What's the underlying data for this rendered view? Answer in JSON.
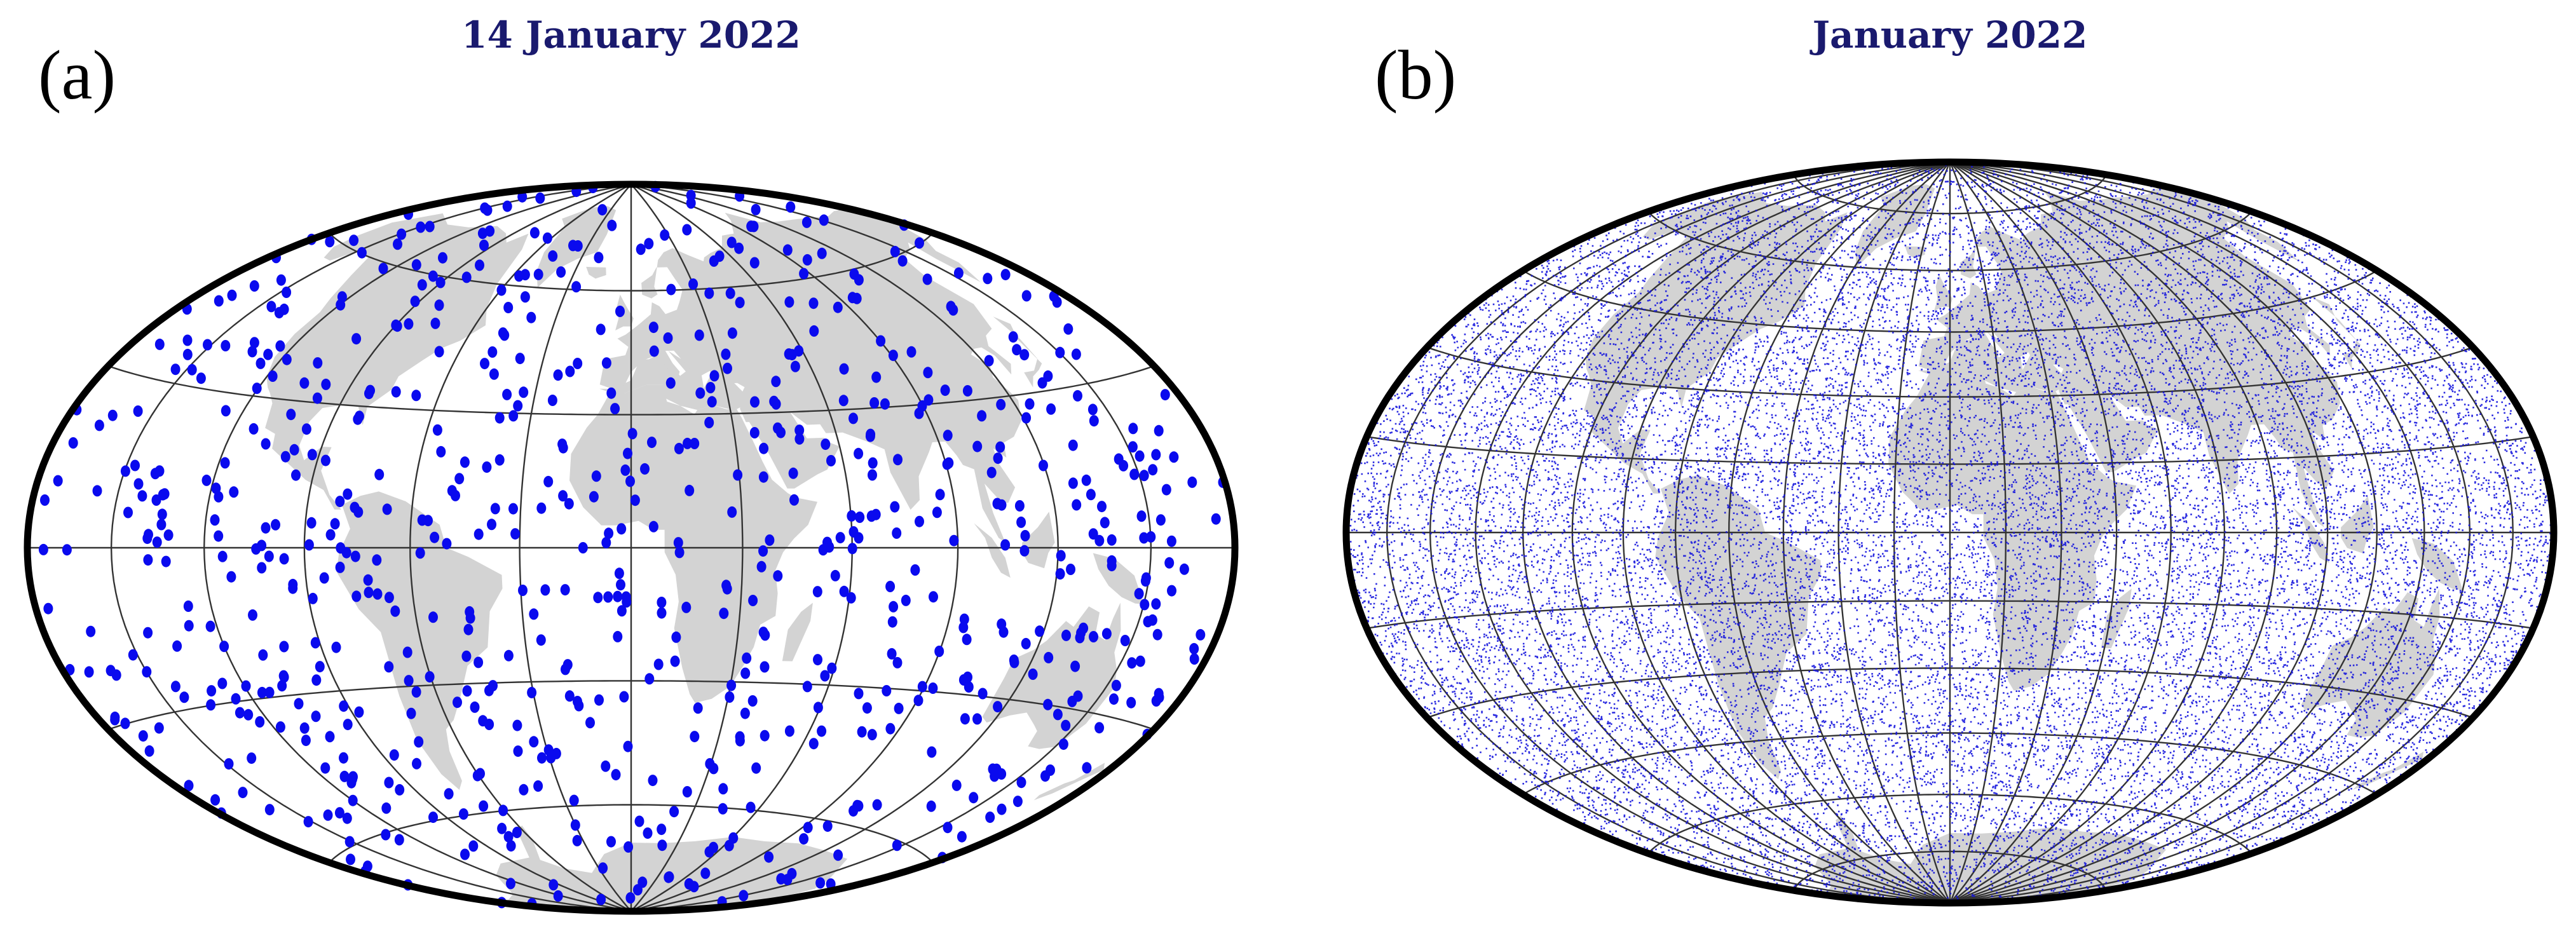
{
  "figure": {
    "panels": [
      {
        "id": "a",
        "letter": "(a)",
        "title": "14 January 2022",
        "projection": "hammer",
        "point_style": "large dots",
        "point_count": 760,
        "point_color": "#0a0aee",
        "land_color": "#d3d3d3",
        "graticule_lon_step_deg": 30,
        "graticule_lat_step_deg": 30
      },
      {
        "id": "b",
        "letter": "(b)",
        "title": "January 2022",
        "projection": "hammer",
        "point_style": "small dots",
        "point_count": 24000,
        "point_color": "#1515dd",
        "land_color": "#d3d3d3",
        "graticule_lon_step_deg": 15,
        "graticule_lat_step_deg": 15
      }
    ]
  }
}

...

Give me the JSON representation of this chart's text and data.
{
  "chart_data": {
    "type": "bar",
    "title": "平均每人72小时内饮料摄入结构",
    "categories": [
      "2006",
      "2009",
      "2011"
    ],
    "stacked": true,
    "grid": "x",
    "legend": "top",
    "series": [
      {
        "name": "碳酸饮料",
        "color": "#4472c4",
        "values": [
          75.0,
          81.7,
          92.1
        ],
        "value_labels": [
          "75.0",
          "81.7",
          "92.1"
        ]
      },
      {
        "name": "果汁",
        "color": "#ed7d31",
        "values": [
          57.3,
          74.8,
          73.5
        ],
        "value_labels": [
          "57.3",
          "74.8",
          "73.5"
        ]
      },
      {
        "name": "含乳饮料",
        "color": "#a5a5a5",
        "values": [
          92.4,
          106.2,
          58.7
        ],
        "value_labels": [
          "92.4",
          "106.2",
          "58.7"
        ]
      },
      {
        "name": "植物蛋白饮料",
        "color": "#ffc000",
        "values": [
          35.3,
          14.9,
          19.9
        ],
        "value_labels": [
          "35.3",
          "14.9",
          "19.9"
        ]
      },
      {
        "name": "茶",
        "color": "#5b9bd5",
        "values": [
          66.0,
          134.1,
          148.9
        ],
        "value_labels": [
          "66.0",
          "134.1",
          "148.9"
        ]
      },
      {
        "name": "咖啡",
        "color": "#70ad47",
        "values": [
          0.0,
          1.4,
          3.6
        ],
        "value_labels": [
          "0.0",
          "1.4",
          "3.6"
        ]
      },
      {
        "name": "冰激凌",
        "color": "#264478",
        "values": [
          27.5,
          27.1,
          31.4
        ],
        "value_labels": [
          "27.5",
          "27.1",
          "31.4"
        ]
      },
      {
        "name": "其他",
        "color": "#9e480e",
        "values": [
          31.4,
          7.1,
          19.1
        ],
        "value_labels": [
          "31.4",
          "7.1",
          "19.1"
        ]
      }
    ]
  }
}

==

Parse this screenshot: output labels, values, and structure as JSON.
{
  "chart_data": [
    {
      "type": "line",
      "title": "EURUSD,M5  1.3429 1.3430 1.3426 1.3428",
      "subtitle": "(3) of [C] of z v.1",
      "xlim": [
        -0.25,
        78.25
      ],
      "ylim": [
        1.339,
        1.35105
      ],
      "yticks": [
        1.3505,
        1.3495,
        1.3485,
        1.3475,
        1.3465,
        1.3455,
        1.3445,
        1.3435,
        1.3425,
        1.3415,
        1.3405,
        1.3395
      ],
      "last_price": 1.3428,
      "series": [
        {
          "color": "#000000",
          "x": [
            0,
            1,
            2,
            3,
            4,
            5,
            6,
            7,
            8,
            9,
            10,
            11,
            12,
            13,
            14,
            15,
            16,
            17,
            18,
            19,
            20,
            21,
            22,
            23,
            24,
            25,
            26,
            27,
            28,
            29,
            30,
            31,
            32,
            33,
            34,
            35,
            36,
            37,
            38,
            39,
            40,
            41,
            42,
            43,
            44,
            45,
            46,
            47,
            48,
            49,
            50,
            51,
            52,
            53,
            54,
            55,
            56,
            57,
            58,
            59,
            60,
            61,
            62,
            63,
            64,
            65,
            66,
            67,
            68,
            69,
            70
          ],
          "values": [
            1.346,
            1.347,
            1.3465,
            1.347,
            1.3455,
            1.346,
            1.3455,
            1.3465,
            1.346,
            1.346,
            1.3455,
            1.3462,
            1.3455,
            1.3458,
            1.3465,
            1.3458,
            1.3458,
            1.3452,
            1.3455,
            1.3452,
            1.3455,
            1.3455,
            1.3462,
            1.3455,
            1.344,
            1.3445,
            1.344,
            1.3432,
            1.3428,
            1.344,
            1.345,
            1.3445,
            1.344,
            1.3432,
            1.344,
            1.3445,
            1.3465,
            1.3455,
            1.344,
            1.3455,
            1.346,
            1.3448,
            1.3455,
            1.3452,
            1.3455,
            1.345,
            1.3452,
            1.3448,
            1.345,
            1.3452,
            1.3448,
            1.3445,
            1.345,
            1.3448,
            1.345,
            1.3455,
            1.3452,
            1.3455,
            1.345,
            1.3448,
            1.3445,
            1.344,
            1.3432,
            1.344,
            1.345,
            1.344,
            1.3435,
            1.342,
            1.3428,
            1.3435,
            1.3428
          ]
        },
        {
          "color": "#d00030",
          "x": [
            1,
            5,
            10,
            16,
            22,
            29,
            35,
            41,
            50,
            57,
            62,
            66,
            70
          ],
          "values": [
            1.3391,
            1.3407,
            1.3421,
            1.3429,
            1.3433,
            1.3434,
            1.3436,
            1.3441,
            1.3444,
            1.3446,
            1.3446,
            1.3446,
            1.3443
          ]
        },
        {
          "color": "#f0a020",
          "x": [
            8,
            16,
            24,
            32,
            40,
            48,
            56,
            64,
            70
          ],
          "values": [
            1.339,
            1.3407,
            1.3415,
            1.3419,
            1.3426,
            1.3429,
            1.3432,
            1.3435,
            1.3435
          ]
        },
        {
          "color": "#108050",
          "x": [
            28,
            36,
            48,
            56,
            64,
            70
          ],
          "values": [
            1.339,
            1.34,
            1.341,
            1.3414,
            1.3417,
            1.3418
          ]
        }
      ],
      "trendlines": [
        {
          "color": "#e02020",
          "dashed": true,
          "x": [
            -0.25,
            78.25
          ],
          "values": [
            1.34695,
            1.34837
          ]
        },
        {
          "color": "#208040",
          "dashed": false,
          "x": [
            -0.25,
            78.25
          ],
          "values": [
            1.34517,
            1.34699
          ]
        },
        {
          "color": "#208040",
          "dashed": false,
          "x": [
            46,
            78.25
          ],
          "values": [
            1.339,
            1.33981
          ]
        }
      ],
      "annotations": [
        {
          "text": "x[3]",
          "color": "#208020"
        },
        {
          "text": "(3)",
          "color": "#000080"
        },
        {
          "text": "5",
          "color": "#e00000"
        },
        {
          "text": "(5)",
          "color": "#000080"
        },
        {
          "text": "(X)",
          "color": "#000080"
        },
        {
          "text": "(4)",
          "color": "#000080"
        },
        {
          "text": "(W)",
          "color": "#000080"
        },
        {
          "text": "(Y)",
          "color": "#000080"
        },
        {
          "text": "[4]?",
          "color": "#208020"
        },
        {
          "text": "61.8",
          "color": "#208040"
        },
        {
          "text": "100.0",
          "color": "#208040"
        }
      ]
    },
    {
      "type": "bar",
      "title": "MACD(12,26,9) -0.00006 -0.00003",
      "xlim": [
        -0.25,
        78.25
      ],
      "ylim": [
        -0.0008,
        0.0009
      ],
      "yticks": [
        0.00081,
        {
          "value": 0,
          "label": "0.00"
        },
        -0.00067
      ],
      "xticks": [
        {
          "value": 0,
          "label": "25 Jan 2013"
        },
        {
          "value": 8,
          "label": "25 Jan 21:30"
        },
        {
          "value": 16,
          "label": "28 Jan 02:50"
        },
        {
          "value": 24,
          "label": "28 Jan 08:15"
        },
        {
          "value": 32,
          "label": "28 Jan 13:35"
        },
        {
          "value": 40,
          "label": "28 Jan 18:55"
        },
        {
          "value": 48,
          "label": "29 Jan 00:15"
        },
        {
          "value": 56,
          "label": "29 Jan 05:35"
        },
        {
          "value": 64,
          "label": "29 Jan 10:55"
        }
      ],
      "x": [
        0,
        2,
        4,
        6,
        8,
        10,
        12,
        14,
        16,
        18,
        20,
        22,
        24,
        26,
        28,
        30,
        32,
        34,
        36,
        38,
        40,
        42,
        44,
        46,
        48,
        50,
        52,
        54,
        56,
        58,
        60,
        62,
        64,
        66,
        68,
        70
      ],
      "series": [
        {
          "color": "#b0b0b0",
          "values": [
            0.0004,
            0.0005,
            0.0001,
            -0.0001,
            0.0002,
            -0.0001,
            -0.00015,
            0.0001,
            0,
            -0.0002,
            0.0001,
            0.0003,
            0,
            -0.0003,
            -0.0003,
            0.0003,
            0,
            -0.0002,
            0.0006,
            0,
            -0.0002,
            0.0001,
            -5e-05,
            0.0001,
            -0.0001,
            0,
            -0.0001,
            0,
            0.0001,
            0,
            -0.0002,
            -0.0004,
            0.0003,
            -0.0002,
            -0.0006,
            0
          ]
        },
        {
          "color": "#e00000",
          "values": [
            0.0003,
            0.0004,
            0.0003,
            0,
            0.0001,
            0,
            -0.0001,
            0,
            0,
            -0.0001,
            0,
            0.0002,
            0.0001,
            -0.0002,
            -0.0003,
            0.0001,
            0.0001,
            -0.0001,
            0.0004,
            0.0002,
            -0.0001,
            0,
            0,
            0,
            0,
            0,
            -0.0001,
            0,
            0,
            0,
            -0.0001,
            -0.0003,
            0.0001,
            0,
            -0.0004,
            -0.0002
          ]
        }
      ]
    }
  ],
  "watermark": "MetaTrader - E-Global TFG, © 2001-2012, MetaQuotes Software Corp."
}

Task directions: Scan the material line by line and report each one that contains "name".

Output for this task:
        "name": "碳酸饮料",
        "name": "果汁",
        "name": "含乳饮料",
        "name": "植物蛋白饮料",
        "name": "茶",
        "name": "咖啡",
        "name": "冰激凌",
        "name": "其他",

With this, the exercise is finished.